▸ **The request**
Find every line with the word "plain" and report how many there are, without any other text.

▸ **Raw records**
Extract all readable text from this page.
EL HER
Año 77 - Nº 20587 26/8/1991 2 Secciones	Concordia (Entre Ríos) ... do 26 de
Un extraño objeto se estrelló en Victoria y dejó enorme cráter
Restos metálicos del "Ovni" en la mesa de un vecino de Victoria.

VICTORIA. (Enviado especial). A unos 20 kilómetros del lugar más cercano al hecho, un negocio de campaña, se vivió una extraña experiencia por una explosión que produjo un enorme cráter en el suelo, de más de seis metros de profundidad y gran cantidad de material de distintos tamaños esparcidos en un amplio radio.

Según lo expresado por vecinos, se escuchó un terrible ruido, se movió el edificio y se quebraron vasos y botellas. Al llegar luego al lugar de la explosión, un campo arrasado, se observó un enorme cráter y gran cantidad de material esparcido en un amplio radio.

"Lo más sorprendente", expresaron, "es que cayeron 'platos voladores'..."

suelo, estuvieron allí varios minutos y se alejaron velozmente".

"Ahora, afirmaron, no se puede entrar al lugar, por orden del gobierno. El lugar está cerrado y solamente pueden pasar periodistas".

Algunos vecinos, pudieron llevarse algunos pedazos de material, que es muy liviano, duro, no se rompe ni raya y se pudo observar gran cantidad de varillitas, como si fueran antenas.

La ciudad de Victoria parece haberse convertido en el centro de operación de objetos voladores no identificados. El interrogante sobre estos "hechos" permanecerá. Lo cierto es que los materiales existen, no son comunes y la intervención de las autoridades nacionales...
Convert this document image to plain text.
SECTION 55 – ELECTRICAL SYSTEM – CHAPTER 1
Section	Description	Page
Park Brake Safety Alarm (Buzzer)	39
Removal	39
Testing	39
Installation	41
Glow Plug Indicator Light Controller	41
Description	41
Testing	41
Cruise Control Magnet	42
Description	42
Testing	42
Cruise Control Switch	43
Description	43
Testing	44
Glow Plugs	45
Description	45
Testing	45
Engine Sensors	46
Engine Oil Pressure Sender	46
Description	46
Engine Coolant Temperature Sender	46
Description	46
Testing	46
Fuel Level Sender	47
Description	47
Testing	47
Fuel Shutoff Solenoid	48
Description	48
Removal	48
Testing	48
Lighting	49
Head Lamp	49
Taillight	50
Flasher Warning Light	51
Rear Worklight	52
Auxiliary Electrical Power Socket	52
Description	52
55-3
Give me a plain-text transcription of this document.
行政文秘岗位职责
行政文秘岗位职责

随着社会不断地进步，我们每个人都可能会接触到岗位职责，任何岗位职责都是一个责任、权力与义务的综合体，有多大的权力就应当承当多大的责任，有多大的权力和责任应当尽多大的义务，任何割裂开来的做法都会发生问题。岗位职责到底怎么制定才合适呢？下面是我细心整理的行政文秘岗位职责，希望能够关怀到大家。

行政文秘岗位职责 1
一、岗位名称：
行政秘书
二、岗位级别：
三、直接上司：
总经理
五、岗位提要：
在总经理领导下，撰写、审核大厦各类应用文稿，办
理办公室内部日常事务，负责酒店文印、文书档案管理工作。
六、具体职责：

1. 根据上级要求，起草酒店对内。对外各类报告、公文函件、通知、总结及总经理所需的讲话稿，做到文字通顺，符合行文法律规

▸ **Exercise response**
2